Prompt: Include no pictures. Output exactly the lines from the one that contains "Output a JSON" through the final line of the entries.
==== Dataset rows
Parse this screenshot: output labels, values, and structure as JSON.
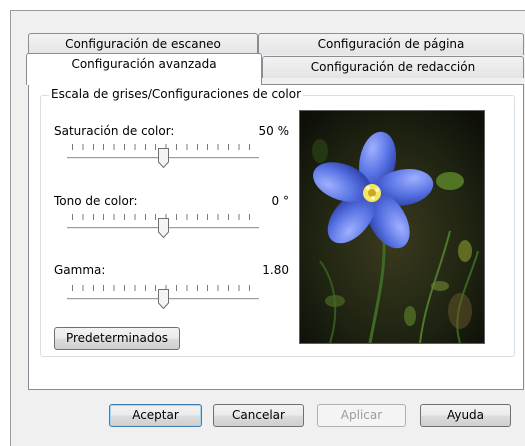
{
  "tabs": {
    "scan": "Configuración de escaneo",
    "page": "Configuración de página",
    "advanced": "Configuración avanzada",
    "redaction": "Configuración de redacción"
  },
  "group": {
    "legend": "Escala de grises/Configuraciones de color"
  },
  "sliders": [
    {
      "label": "Saturación de color:",
      "value_text": "50 %",
      "value": 0.5
    },
    {
      "label": "Tono de color:",
      "value_text": "0 °",
      "value": 0.5
    },
    {
      "label": "Gamma:",
      "value_text": "1.80",
      "value": 0.5
    }
  ],
  "defaults_button": "Predeterminados",
  "buttons": {
    "accept": "Aceptar",
    "cancel": "Cancelar",
    "apply": "Aplicar",
    "help": "Ayuda"
  },
  "colors": {
    "accent": "#3c7fb1",
    "flower": "#4a63d6"
  },
  "icons": {
    "preview": "flower-preview-image"
  }
}
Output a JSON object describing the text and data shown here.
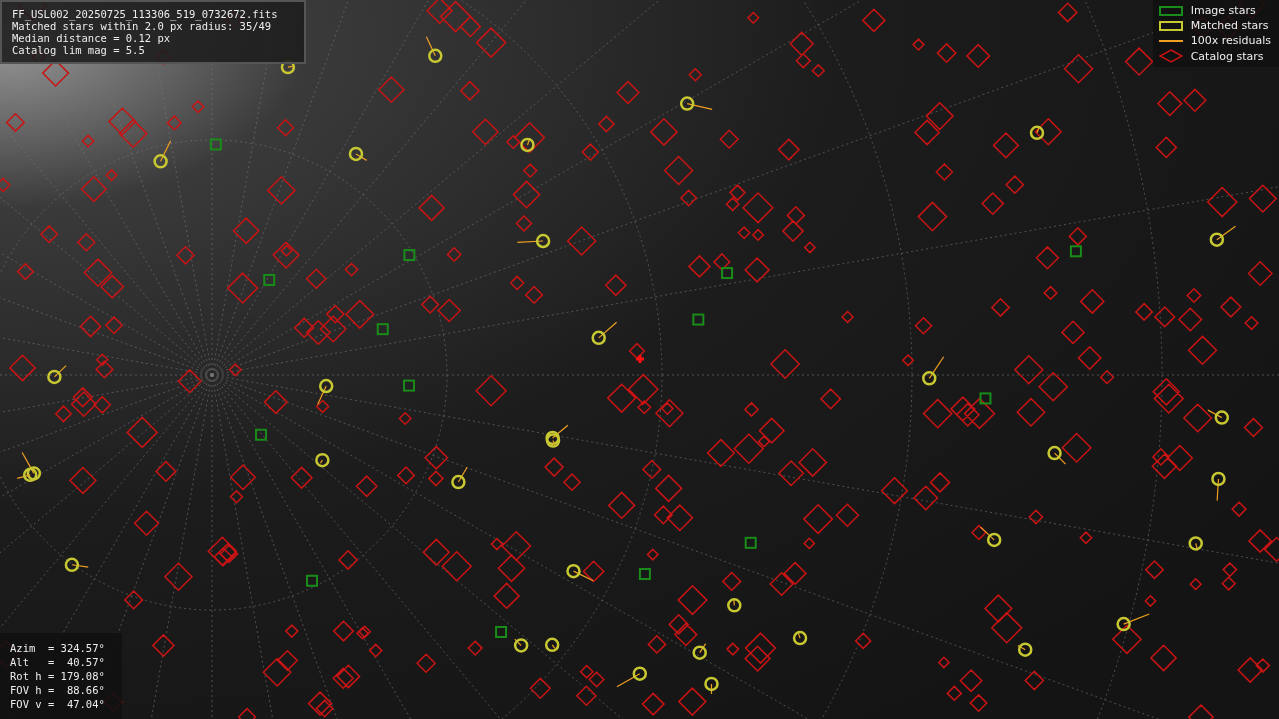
{
  "info_box": {
    "lines": [
      "FF_USL002_20250725_113306_519_0732672.fits",
      "Matched stars within 2.0 px radius: 35/49",
      "Median distance = 0.12 px",
      "Catalog lim mag = 5.5"
    ]
  },
  "legend": {
    "items": [
      {
        "kind": "box",
        "label": "Image stars",
        "color": "#1a8c1a"
      },
      {
        "kind": "box",
        "label": "Matched stars",
        "color": "#c8c832"
      },
      {
        "kind": "line",
        "label": "100x residuals",
        "color": "#f0a020"
      },
      {
        "kind": "diamond",
        "label": "Catalog stars",
        "color": "#c81414"
      }
    ]
  },
  "pointing_box": {
    "lines": [
      "Azim  = 324.57°",
      "Alt   =  40.57°",
      "Rot h = 179.08°",
      "FOV h =  88.66°",
      "FOV v =  47.04°"
    ]
  }
}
========
Correct result:
Output a JSON object describing the text and data shown here.
{
  "info_box": {
    "lines": [
      "FF_USL002_20250725_113306_519_0732672.fits",
      "Matched stars within 2.0 px radius: 35/49",
      "Median distance = 0.12 px",
      "Catalog lim mag = 5.5"
    ]
  },
  "legend": {
    "items": [
      {
        "kind": "box",
        "label": "Image stars",
        "color": "#1a8c1a"
      },
      {
        "kind": "box",
        "label": "Matched stars",
        "color": "#c8c832"
      },
      {
        "kind": "line",
        "label": "100x residuals",
        "color": "#f0a020"
      },
      {
        "kind": "diamond",
        "label": "Catalog stars",
        "color": "#c81414"
      }
    ]
  },
  "pointing_box": {
    "lines": [
      "Azim  = 324.57°",
      "Alt   =  40.57°",
      "Rot h = 179.08°",
      "FOV h =  88.66°",
      "FOV v =  47.04°"
    ]
  }
}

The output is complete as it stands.